RECORDED DATA →
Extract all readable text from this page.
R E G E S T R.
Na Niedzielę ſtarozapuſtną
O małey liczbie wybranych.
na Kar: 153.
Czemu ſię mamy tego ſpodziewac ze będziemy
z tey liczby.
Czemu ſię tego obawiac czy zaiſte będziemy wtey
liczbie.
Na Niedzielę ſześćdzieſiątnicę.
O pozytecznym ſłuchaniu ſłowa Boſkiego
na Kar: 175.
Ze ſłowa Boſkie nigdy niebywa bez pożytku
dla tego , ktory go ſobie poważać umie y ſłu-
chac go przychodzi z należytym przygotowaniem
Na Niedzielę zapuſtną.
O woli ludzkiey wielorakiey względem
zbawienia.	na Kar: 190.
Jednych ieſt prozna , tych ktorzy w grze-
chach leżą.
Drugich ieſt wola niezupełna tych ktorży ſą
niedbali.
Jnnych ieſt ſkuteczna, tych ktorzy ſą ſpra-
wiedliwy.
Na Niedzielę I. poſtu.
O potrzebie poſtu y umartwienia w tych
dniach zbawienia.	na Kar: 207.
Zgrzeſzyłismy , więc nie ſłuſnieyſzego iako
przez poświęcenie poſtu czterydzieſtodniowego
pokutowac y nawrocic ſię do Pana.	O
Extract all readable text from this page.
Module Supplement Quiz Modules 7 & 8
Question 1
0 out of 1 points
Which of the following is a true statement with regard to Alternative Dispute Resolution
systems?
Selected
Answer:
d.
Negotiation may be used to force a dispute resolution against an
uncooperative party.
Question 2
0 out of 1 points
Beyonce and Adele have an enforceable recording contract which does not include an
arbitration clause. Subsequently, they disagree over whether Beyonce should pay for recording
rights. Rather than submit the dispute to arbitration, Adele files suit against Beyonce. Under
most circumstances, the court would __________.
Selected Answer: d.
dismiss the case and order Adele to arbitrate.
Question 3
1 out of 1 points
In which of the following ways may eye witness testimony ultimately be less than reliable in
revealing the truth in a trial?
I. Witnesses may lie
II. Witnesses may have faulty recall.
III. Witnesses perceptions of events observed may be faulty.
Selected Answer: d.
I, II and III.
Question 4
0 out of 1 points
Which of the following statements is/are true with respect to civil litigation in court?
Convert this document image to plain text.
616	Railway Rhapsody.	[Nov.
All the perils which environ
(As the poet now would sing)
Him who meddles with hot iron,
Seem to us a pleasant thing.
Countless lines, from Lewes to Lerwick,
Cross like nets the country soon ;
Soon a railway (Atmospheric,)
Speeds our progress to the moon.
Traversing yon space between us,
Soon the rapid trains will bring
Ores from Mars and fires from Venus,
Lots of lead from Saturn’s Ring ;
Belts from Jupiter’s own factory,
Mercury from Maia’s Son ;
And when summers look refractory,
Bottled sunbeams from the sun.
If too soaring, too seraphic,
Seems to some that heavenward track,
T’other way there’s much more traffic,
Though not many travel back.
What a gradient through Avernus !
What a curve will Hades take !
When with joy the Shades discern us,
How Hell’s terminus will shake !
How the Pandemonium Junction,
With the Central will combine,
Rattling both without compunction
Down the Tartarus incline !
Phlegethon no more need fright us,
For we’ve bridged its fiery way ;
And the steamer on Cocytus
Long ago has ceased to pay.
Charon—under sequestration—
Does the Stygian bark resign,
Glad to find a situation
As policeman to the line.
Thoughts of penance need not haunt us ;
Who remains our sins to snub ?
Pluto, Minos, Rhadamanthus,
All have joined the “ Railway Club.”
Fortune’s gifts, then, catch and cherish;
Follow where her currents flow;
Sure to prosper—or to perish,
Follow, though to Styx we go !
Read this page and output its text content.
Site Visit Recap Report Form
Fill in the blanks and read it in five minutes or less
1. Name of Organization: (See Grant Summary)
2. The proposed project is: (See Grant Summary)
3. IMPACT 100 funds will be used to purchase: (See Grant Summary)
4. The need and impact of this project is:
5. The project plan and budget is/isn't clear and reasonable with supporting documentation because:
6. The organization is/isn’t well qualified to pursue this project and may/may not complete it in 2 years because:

WHAT TO DO → Write out all of the records once more, exactly.

RESULT FOR THIS TASK →
Extract all readable text from this page.
R E G E S T R.
Na Niedzielę ſtarozapuſtną
O małey liczbie wybranych.
na Kar: 153.
Czemu ſię mamy tego ſpodziewac ze będziemy
z tey liczby.
Czemu ſię tego obawiac czy zaiſte będziemy wtey
liczbie.
Na Niedzielę ſześćdzieſiątnicę.
O pozytecznym ſłuchaniu ſłowa Boſkiego
na Kar: 175.
Ze ſłowa Boſkie nigdy niebywa bez pożytku
dla tego , ktory go ſobie poważać umie y ſłu-
chac go przychodzi z należytym przygotowaniem
Na Niedzielę zapuſtną.
O woli ludzkiey wielorakiey względem
zbawienia.	na Kar: 190.
Jednych ieſt prozna , tych ktorzy w grze-
chach leżą.
Drugich ieſt wola niezupełna tych ktorży ſą
niedbali.
Jnnych ieſt ſkuteczna, tych ktorzy ſą ſpra-
wiedliwy.
Na Niedzielę I. poſtu.
O potrzebie poſtu y umartwienia w tych
dniach zbawienia.	na Kar: 207.
Zgrzeſzyłismy , więc nie ſłuſnieyſzego iako
przez poświęcenie poſtu czterydzieſtodniowego
pokutowac y nawrocic ſię do Pana.	O
Extract all readable text from this page.
Module Supplement Quiz Modules 7 & 8
Question 1
0 out of 1 points
Which of the following is a true statement with regard to Alternative Dispute Resolution
systems?
Selected
Answer:
d.
Negotiation may be used to force a dispute resolution against an
uncooperative party.
Question 2
0 out of 1 points
Beyonce and Adele have an enforceable recording contract which does not include an
arbitration clause. Subsequently, they disagree over whether Beyonce should pay for recording
rights. Rather than submit the dispute to arbitration, Adele files suit against Beyonce. Under
most circumstances, the court would __________.
Selected Answer: d.
dismiss the case and order Adele to arbitrate.
Question 3
1 out of 1 points
In which of the following ways may eye witness testimony ultimately be less than reliable in
revealing the truth in a trial?
I. Witnesses may lie
II. Witnesses may have faulty recall.
III. Witnesses perceptions of events observed may be faulty.
Selected Answer: d.
I, II and III.
Question 4
0 out of 1 points
Which of the following statements is/are true with respect to civil litigation in court?
Convert this document image to plain text.
616	Railway Rhapsody.	[Nov.
All the perils which environ
(As the poet now would sing)
Him who meddles with hot iron,
Seem to us a pleasant thing.
Countless lines, from Lewes to Lerwick,
Cross like nets the country soon ;
Soon a railway (Atmospheric,)
Speeds our progress to the moon.
Traversing yon space between us,
Soon the rapid trains will bring
Ores from Mars and fires from Venus,
Lots of lead from Saturn’s Ring ;
Belts from Jupiter’s own factory,
Mercury from Maia’s Son ;
And when summers look refractory,
Bottled sunbeams from the sun.
If too soaring, too seraphic,
Seems to some that heavenward track,
T’other way there’s much more traffic,
Though not many travel back.
What a gradient through Avernus !
What a curve will Hades take !
When with joy the Shades discern us,
How Hell’s terminus will shake !
How the Pandemonium Junction,
With the Central will combine,
Rattling both without compunction
Down the Tartarus incline !
Phlegethon no more need fright us,
For we’ve bridged its fiery way ;
And the steamer on Cocytus
Long ago has ceased to pay.
Charon—under sequestration—
Does the Stygian bark resign,
Glad to find a situation
As policeman to the line.
Thoughts of penance need not haunt us ;
Who remains our sins to snub ?
Pluto, Minos, Rhadamanthus,
All have joined the “ Railway Club.”
Fortune’s gifts, then, catch and cherish;
Follow where her currents flow;
Sure to prosper—or to perish,
Follow, though to Styx we go !
Read this page and output its text content.
Site Visit Recap Report Form
Fill in the blanks and read it in five minutes or less
1. Name of Organization: (See Grant Summary)
2. The proposed project is: (See Grant Summary)
3. IMPACT 100 funds will be used to purchase: (See Grant Summary)
4. The need and impact of this project is:
5. The project plan and budget is/isn't clear and reasonable with supporting documentation because:
6. The organization is/isn’t well qualified to pursue this project and may/may not complete it in 2 years because:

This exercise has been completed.